Data entries —
• • • • • • •

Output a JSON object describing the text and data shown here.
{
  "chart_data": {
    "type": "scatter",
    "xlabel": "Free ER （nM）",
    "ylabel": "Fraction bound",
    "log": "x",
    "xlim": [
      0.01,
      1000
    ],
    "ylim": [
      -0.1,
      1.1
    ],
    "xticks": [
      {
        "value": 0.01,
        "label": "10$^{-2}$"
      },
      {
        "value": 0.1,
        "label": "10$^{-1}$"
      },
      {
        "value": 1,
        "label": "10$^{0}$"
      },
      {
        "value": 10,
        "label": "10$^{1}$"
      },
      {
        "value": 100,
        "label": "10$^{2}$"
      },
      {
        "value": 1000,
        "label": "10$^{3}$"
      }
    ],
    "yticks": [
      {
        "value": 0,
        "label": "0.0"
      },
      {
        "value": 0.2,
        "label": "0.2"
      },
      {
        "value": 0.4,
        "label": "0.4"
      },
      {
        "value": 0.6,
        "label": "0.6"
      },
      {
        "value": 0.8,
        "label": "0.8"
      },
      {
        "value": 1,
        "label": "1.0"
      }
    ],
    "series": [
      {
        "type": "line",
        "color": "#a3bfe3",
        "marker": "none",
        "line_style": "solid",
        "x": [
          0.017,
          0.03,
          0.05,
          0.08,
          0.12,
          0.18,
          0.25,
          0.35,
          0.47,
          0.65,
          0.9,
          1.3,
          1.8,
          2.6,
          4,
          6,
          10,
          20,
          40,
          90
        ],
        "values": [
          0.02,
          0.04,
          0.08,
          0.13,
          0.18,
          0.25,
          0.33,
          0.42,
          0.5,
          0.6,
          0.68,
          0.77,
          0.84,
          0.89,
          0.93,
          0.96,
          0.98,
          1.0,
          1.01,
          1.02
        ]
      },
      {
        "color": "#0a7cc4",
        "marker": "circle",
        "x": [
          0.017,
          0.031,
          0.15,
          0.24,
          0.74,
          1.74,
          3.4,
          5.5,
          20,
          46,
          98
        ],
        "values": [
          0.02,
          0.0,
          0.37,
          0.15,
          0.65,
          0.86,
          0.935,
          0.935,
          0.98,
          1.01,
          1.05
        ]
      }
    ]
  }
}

• • • • • • •

Task statement —
Please output the entries above, every line exactly as it reads.

Exercise result —
Output a JSON object describing the text and data shown here.
{
  "chart_data": {
    "type": "scatter",
    "xlabel": "Free ER （nM）",
    "ylabel": "Fraction bound",
    "log": "x",
    "xlim": [
      0.01,
      1000
    ],
    "ylim": [
      -0.1,
      1.1
    ],
    "xticks": [
      {
        "value": 0.01,
        "label": "10$^{-2}$"
      },
      {
        "value": 0.1,
        "label": "10$^{-1}$"
      },
      {
        "value": 1,
        "label": "10$^{0}$"
      },
      {
        "value": 10,
        "label": "10$^{1}$"
      },
      {
        "value": 100,
        "label": "10$^{2}$"
      },
      {
        "value": 1000,
        "label": "10$^{3}$"
      }
    ],
    "yticks": [
      {
        "value": 0,
        "label": "0.0"
      },
      {
        "value": 0.2,
        "label": "0.2"
      },
      {
        "value": 0.4,
        "label": "0.4"
      },
      {
        "value": 0.6,
        "label": "0.6"
      },
      {
        "value": 0.8,
        "label": "0.8"
      },
      {
        "value": 1,
        "label": "1.0"
      }
    ],
    "series": [
      {
        "type": "line",
        "color": "#a3bfe3",
        "marker": "none",
        "line_style": "solid",
        "x": [
          0.017,
          0.03,
          0.05,
          0.08,
          0.12,
          0.18,
          0.25,
          0.35,
          0.47,
          0.65,
          0.9,
          1.3,
          1.8,
          2.6,
          4,
          6,
          10,
          20,
          40,
          90
        ],
        "values": [
          0.02,
          0.04,
          0.08,
          0.13,
          0.18,
          0.25,
          0.33,
          0.42,
          0.5,
          0.6,
          0.68,
          0.77,
          0.84,
          0.89,
          0.93,
          0.96,
          0.98,
          1.0,
          1.01,
          1.02
        ]
      },
      {
        "color": "#0a7cc4",
        "marker": "circle",
        "x": [
          0.017,
          0.031,
          0.15,
          0.24,
          0.74,
          1.74,
          3.4,
          5.5,
          20,
          46,
          98
        ],
        "values": [
          0.02,
          0.0,
          0.37,
          0.15,
          0.65,
          0.86,
          0.935,
          0.935,
          0.98,
          1.01,
          1.05
        ]
      }
    ]
  }
}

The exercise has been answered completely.